Stated problem: Count up the lines in the following listing that hold the word "para", then give only that count.

Records supplied:

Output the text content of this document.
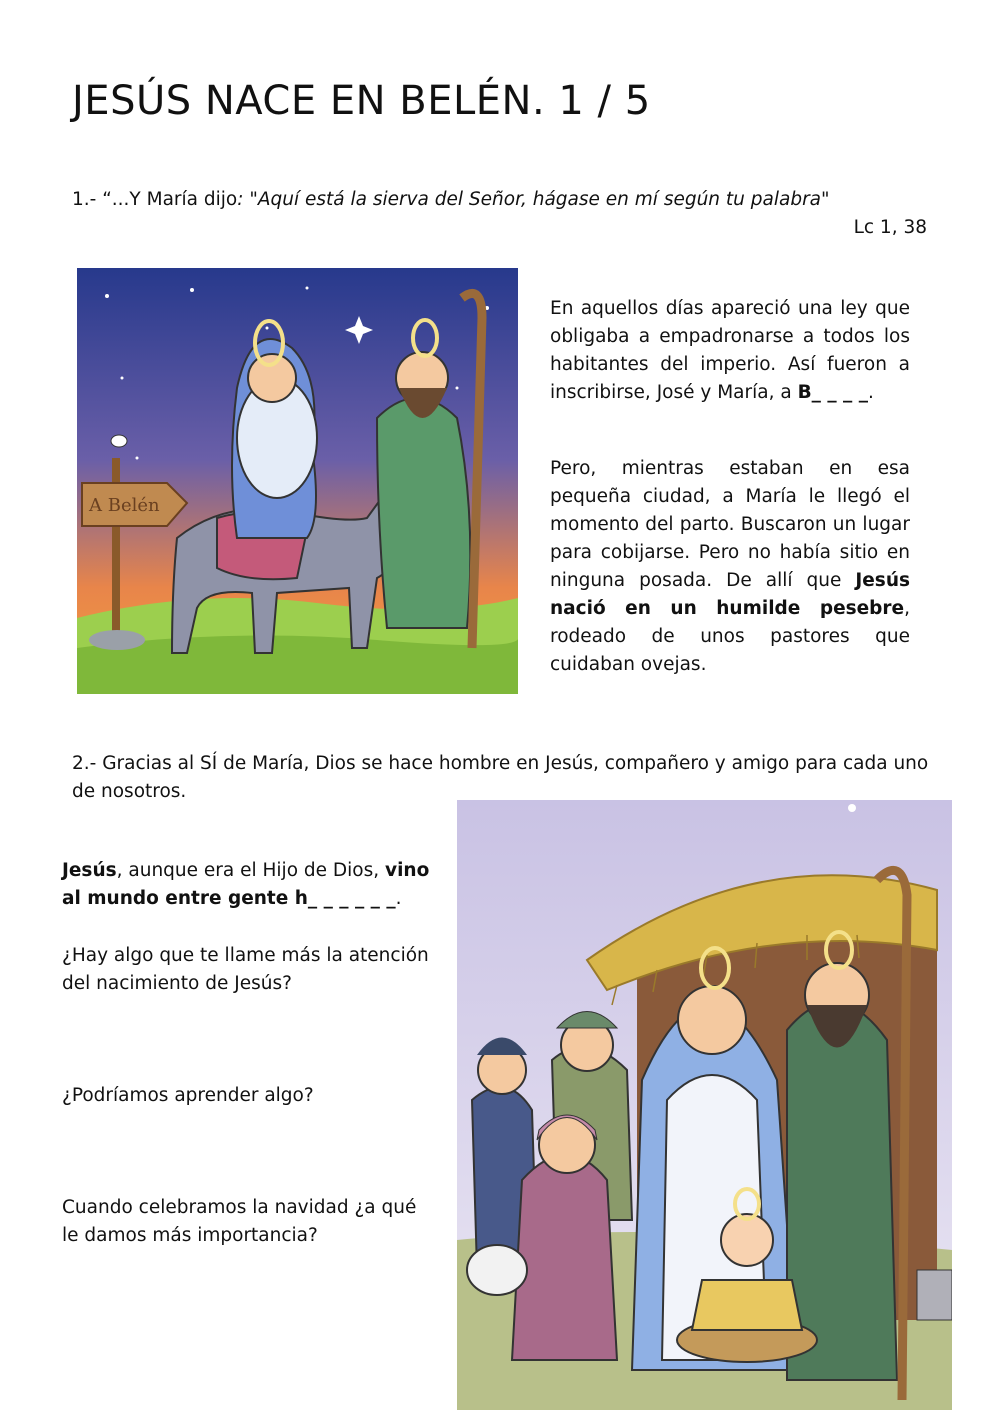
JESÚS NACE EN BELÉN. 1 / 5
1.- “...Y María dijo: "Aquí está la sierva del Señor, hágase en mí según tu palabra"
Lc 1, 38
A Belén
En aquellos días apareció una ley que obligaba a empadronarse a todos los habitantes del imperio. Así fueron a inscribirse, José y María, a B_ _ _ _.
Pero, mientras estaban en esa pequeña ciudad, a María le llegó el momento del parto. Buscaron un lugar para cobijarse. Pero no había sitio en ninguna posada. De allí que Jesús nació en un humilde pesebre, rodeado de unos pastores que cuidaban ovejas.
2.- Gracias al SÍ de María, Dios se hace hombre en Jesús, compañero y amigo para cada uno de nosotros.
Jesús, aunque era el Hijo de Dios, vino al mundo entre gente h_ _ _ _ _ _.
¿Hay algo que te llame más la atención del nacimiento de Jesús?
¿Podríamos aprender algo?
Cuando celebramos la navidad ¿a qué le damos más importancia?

Final result: 2